■ The task: Convert the records below into a JSON list of strings, one per line, omitting blank lines. Exclude the pictures from the list.

■ Record extracts:
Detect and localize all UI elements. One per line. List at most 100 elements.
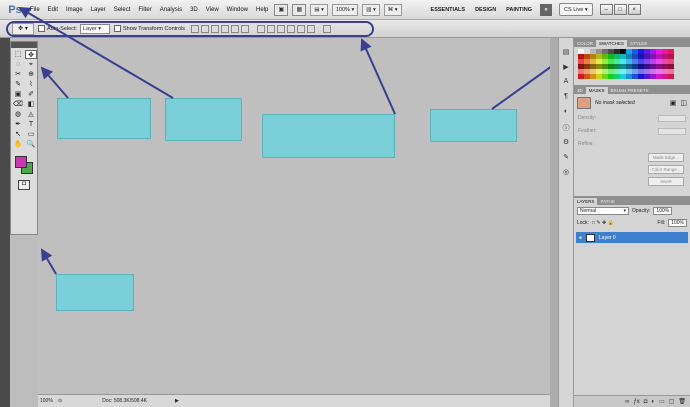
delete-layer-icon[interactable]: 🗑 xyxy=(678,398,686,405)
density-field[interactable] xyxy=(658,115,686,122)
lasso-tool-icon[interactable]: ◌ xyxy=(12,60,24,69)
clone-source-panel-icon[interactable]: ⚙ xyxy=(561,138,571,147)
brush-tool-icon[interactable]: ✎ xyxy=(12,80,24,89)
status-zoom[interactable]: 100% xyxy=(40,398,58,404)
tab-3d[interactable]: 3D xyxy=(574,87,586,94)
status-menu-arrow-icon[interactable]: ▶ xyxy=(175,398,179,404)
options-bar: ✥ ▾ Auto-Select: Layer ▾ Show Transform … xyxy=(0,20,690,38)
healing-tool-icon[interactable]: ⌇ xyxy=(25,80,37,89)
crop-tool-icon[interactable]: ✂ xyxy=(12,70,24,79)
menu-help[interactable]: Help xyxy=(252,7,272,13)
menu-select[interactable]: Select xyxy=(110,7,135,13)
mask-edge-button[interactable]: Mask Edge... xyxy=(648,153,684,162)
tab-brush-presets[interactable]: BRUSH PRESETS xyxy=(608,87,652,94)
tab-styles[interactable]: STYLES xyxy=(627,40,650,47)
marquee-tool-icon[interactable]: ⬚ xyxy=(12,50,24,59)
tab-color[interactable]: COLOR xyxy=(574,40,596,47)
quick-mask-icon[interactable]: ◘ xyxy=(18,180,30,190)
tab-layers[interactable]: LAYERS xyxy=(574,198,598,205)
stamp-tool-icon[interactable]: ▣ xyxy=(12,90,24,99)
refine-row: Refine: xyxy=(574,138,690,150)
feather-field[interactable] xyxy=(658,128,686,135)
brush-panel-icon[interactable]: ✎ xyxy=(561,153,571,162)
bridge-icon[interactable]: ▣ xyxy=(274,3,289,16)
info-panel-icon[interactable]: ⓘ xyxy=(561,123,571,132)
shape-tool-icon[interactable]: ▭ xyxy=(25,130,37,139)
tab-masks[interactable]: MASKS xyxy=(585,87,608,94)
tab-paths[interactable]: PATHS xyxy=(597,198,617,205)
menu-window[interactable]: Window xyxy=(223,7,252,13)
pen-tool-icon[interactable]: ✒ xyxy=(12,120,24,129)
menu-filter[interactable]: Filter xyxy=(134,7,155,13)
mini-bridge-icon[interactable]: ▦ xyxy=(292,3,307,16)
blend-mode-value: Normal xyxy=(580,208,597,214)
swatches-grid xyxy=(574,47,690,81)
blend-mode-dropdown[interactable]: Normal ▾ xyxy=(577,207,629,215)
minimize-button[interactable]: – xyxy=(599,4,613,15)
visibility-eye-icon[interactable]: ● xyxy=(579,235,582,241)
quick-select-tool-icon[interactable]: ⌖ xyxy=(25,60,37,69)
zoom-tool-icon[interactable]: 🔍 xyxy=(25,140,37,149)
opacity-field[interactable]: 100% xyxy=(653,207,673,215)
pixel-mask-icon[interactable]: ▣ xyxy=(670,99,677,107)
dodge-tool-icon[interactable]: ◬ xyxy=(25,110,37,119)
swatches-tabs: COLOR SWATCHES STYLES xyxy=(574,38,690,47)
link-layers-icon[interactable]: ∞ xyxy=(625,399,629,405)
vector-mask-icon[interactable]: ◫ xyxy=(680,99,687,107)
eraser-tool-icon[interactable]: ⌫ xyxy=(12,100,24,109)
screen-mode-dropdown[interactable]: ⌘ ▾ xyxy=(383,3,402,16)
mask-thumbnail xyxy=(577,97,591,109)
tab-swatches[interactable]: SWATCHES xyxy=(596,40,628,47)
history-brush-tool-icon[interactable]: ✐ xyxy=(25,90,37,99)
menu-edit[interactable]: Edit xyxy=(44,7,62,13)
blur-tool-icon[interactable]: ◍ xyxy=(12,110,24,119)
adjustments-panel-icon[interactable]: ◐ xyxy=(561,108,571,117)
fill-field[interactable]: 100% xyxy=(668,219,687,227)
callout-box-swatches xyxy=(56,274,134,311)
new-group-icon[interactable]: ▭ xyxy=(659,398,665,405)
extras-dropdown[interactable]: ▤ ▾ xyxy=(310,3,328,16)
layer-row[interactable]: ● Layer 0 xyxy=(576,232,688,243)
workspace-painting[interactable]: PAINTING xyxy=(501,7,537,13)
menu-3d[interactable]: 3D xyxy=(186,7,202,13)
workspace-essentials[interactable]: ESSENTIALS xyxy=(426,7,471,13)
lock-icons[interactable]: □ ✎ ✥ 🔒 xyxy=(592,220,614,226)
swatch-cell[interactable] xyxy=(668,74,674,79)
menu-file[interactable]: File xyxy=(26,7,44,13)
history-panel-icon[interactable]: ▤ xyxy=(561,48,571,57)
workspace-design[interactable]: DESIGN xyxy=(470,7,501,13)
add-mask-icon[interactable]: ◘ xyxy=(644,399,648,405)
maximize-button[interactable]: □ xyxy=(613,4,627,15)
options-bar-highlight xyxy=(6,21,374,37)
color-swatches xyxy=(11,154,37,178)
color-range-button[interactable]: Color Range... xyxy=(648,165,684,174)
layer-thumbnail xyxy=(586,233,596,242)
feather-label: Feather: xyxy=(578,128,597,134)
type-tool-icon[interactable]: T xyxy=(25,120,37,129)
menu-analysis[interactable]: Analysis xyxy=(156,7,186,13)
paragraph-panel-icon[interactable]: ¶ xyxy=(561,93,571,102)
document-canvas[interactable] xyxy=(38,38,550,394)
menu-view[interactable]: View xyxy=(202,7,223,13)
new-layer-icon[interactable]: ▢ xyxy=(669,398,675,405)
character-panel-icon[interactable]: A xyxy=(561,78,571,87)
close-button[interactable]: × xyxy=(627,4,641,15)
navigator-panel-icon[interactable]: ◎ xyxy=(561,168,571,177)
workspace-more-button[interactable]: » xyxy=(540,3,553,16)
cs-live-button[interactable]: CS Live ▾ xyxy=(559,3,593,16)
eyedropper-tool-icon[interactable]: ⊕ xyxy=(25,70,37,79)
arrange-dropdown[interactable]: ▥ ▾ xyxy=(362,3,380,16)
gradient-tool-icon[interactable]: ◧ xyxy=(25,100,37,109)
actions-panel-icon[interactable]: ▶ xyxy=(561,63,571,72)
fx-icon[interactable]: ƒx xyxy=(633,399,639,405)
adjustment-layer-icon[interactable]: ◐ xyxy=(651,399,655,405)
move-tool-icon[interactable]: ✥ xyxy=(25,50,37,59)
menu-layer[interactable]: Layer xyxy=(87,7,110,13)
invert-button[interactable]: Invert xyxy=(648,177,684,186)
path-select-tool-icon[interactable]: ↖ xyxy=(12,130,24,139)
zoom-dropdown[interactable]: 100% ▾ xyxy=(331,3,359,16)
foreground-color-swatch[interactable] xyxy=(15,156,27,168)
hand-tool-icon[interactable]: ✋ xyxy=(12,140,24,149)
menu-image[interactable]: Image xyxy=(62,7,87,13)
tools-grid: ⬚ ✥ ◌ ⌖ ✂ ⊕ ✎ ⌇ ▣ ✐ ⌫ ◧ ◍ ◬ ✒ T ↖ ▭ ✋ 🔍 xyxy=(11,48,37,151)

■ Output below:
[
  "Detect and localize all UI elements. One per line. List at most 100 elements.",
  "delete-layer-icon[interactable]: 🗑 xyxy=(678,398,686,405)",
  "density-field[interactable] xyxy=(658,115,686,122)",
  "lasso-tool-icon[interactable]: ◌ xyxy=(12,60,24,69)",
  "clone-source-panel-icon[interactable]: ⚙ xyxy=(561,138,571,147)",
  "brush-tool-icon[interactable]: ✎ xyxy=(12,80,24,89)",
  "status-zoom[interactable]: 100% xyxy=(40,398,58,404)",
  "tab-3d[interactable]: 3D xyxy=(574,87,586,94)",
  "status-menu-arrow-icon[interactable]: ▶ xyxy=(175,398,179,404)",
  "options-bar: ✥ ▾ Auto-Select: Layer ▾ Show Transform … xyxy=(0,20,690,38)",
  "healing-tool-icon[interactable]: ⌇ xyxy=(25,80,37,89)",
  "crop-tool-icon[interactable]: ✂ xyxy=(12,70,24,79)",
  "menu-help[interactable]: Help xyxy=(252,7,272,13)",
  "menu-select[interactable]: Select xyxy=(110,7,135,13)",
  "mask-edge-button[interactable]: Mask Edge... xyxy=(648,153,684,162)",
  "tab-brush-presets[interactable]: BRUSH PRESETS xyxy=(608,87,652,94)",
  "tab-styles[interactable]: STYLES xyxy=(627,40,650,47)",
  "marquee-tool-icon[interactable]: ⬚ xyxy=(12,50,24,59)",
  "tab-color[interactable]: COLOR xyxy=(574,40,596,47)",
  "quick-mask-icon[interactable]: ◘ xyxy=(18,180,30,190)",
  "tab-layers[interactable]: LAYERS xyxy=(574,198,598,205)",
  "stamp-tool-icon[interactable]: ▣ xyxy=(12,90,24,99)",
  "refine-row: Refine: xyxy=(574,138,690,150)",
  "feather-field[interactable] xyxy=(658,128,686,135)",
  "brush-panel-icon[interactable]: ✎ xyxy=(561,153,571,162)",
  "bridge-icon[interactable]: ▣ xyxy=(274,3,289,16)",
  "info-panel-icon[interactable]: ⓘ xyxy=(561,123,571,132)",
  "shape-tool-icon[interactable]: ▭ xyxy=(25,130,37,139)",
  "tab-masks[interactable]: MASKS xyxy=(585,87,608,94)",
  "tab-paths[interactable]: PATHS xyxy=(597,198,617,205)",
  "menu-window[interactable]: Window xyxy=(223,7,252,13)",
  "pen-tool-icon[interactable]: ✒ xyxy=(12,120,24,129)",
  "menu-filter[interactable]: Filter xyxy=(134,7,155,13)",
  "mini-bridge-icon[interactable]: ▦ xyxy=(292,3,307,16)",
  "blend-mode-value: Normal xyxy=(580,208,597,214)",
  "swatches-grid xyxy=(574,47,690,81)",
  "blend-mode-dropdown[interactable]: Normal ▾ xyxy=(577,207,629,215)",
  "minimize-button[interactable]: – xyxy=(599,4,613,15)",
  "visibility-eye-icon[interactable]: ● xyxy=(579,235,582,241)",
  "quick-select-tool-icon[interactable]: ⌖ xyxy=(25,60,37,69)",
  "zoom-tool-icon[interactable]: 🔍 xyxy=(25,140,37,149)",
  "opacity-field[interactable]: 100% xyxy=(653,207,673,215)",
  "pixel-mask-icon[interactable]: ▣ xyxy=(670,99,677,107)",
  "dodge-tool-icon[interactable]: ◬ xyxy=(25,110,37,119)",
  "swatches-tabs: COLOR SWATCHES STYLES xyxy=(574,38,690,47)",
  "link-layers-icon[interactable]: ∞ xyxy=(625,399,629,405)",
  "vector-mask-icon[interactable]: ◫ xyxy=(680,99,687,107)",
  "eraser-tool-icon[interactable]: ⌫ xyxy=(12,100,24,109)",
  "screen-mode-dropdown[interactable]: ⌘ ▾ xyxy=(383,3,402,16)",
  "mask-thumbnail xyxy=(577,97,591,109)",
  "tab-swatches[interactable]: SWATCHES xyxy=(596,40,628,47)",
  "history-brush-tool-icon[interactable]: ✐ xyxy=(25,90,37,99)",
  "menu-edit[interactable]: Edit xyxy=(44,7,62,13)",
  "blur-tool-icon[interactable]: ◍ xyxy=(12,110,24,119)",
  "adjustments-panel-icon[interactable]: ◐ xyxy=(561,108,571,117)",
  "fill-field[interactable]: 100% xyxy=(668,219,687,227)",
  "callout-box-swatches xyxy=(56,274,134,311)",
  "new-group-icon[interactable]: ▭ xyxy=(659,398,665,405)",
  "extras-dropdown[interactable]: ▤ ▾ xyxy=(310,3,328,16)",
  "layer-row[interactable]: ● Layer 0 xyxy=(576,232,688,243)",
  "workspace-painting[interactable]: PAINTING xyxy=(501,7,537,13)",
  "menu-3d[interactable]: 3D xyxy=(186,7,202,13)",
  "workspace-essentials[interactable]: ESSENTIALS xyxy=(426,7,471,13)",
  "lock-icons[interactable]: □ ✎ ✥ 🔒 xyxy=(592,220,614,226)",
  "swatch-cell[interactable] xyxy=(668,74,674,79)",
  "menu-file[interactable]: File xyxy=(26,7,44,13)",
  "history-panel-icon[interactable]: ▤ xyxy=(561,48,571,57)",
  "workspace-design[interactable]: DESIGN xyxy=(470,7,501,13)",
  "add-mask-icon[interactable]: ◘ xyxy=(644,399,648,405)",
  "maximize-button[interactable]: □ xyxy=(613,4,627,15)",
  "options-bar-highlight xyxy=(6,21,374,37)",
  "color-swatches xyxy=(11,154,37,178)",
  "color-range-button[interactable]: Color Range... xyxy=(648,165,684,174)",
  "layer-thumbnail xyxy=(586,233,596,242)",
  "feather-label: Feather: xyxy=(578,128,597,134)",
  "type-tool-icon[interactable]: T xyxy=(25,120,37,129)",
  "menu-analysis[interactable]: Analysis xyxy=(156,7,186,13)",
  "paragraph-panel-icon[interactable]: ¶ xyxy=(561,93,571,102)",
  "document-canvas[interactable] xyxy=(38,38,550,394)",
  "menu-view[interactable]: View xyxy=(202,7,223,13)",
  "new-layer-icon[interactable]: ▢ xyxy=(669,398,675,405)",
  "character-panel-icon[interactable]: A xyxy=(561,78,571,87)",
  "close-button[interactable]: × xyxy=(627,4,641,15)",
  "navigator-panel-icon[interactable]: ◎ xyxy=(561,168,571,177)",
  "workspace-more-button[interactable]: » xyxy=(540,3,553,16)",
  "cs-live-button[interactable]: CS Live ▾ xyxy=(559,3,593,16)",
  "eyedropper-tool-icon[interactable]: ⊕ xyxy=(25,70,37,79)",
  "arrange-dropdown[interactable]: ▥ ▾ xyxy=(362,3,380,16)",
  "gradient-tool-icon[interactable]: ◧ xyxy=(25,100,37,109)",
  "actions-panel-icon[interactable]: ▶ xyxy=(561,63,571,72)",
  "fx-icon[interactable]: ƒx xyxy=(633,399,639,405)",
  "adjustment-layer-icon[interactable]: ◐ xyxy=(651,399,655,405)",
  "move-tool-icon[interactable]: ✥ xyxy=(25,50,37,59)",
  "menu-layer[interactable]: Layer xyxy=(87,7,110,13)",
  "invert-button[interactable]: Invert xyxy=(648,177,684,186)",
  "path-select-tool-icon[interactable]: ↖ xyxy=(12,130,24,139)",
  "zoom-dropdown[interactable]: 100% ▾ xyxy=(331,3,359,16)",
  "foreground-color-swatch[interactable] xyxy=(15,156,27,168)",
  "hand-tool-icon[interactable]: ✋ xyxy=(12,140,24,149)",
  "menu-image[interactable]: Image xyxy=(62,7,87,13)",
  "tools-grid: ⬚ ✥ ◌ ⌖ ✂ ⊕ ✎ ⌇ ▣ ✐ ⌫ ◧ ◍ ◬ ✒ T ↖ ▭ ✋ 🔍 xyxy=(11,48,37,151)"
]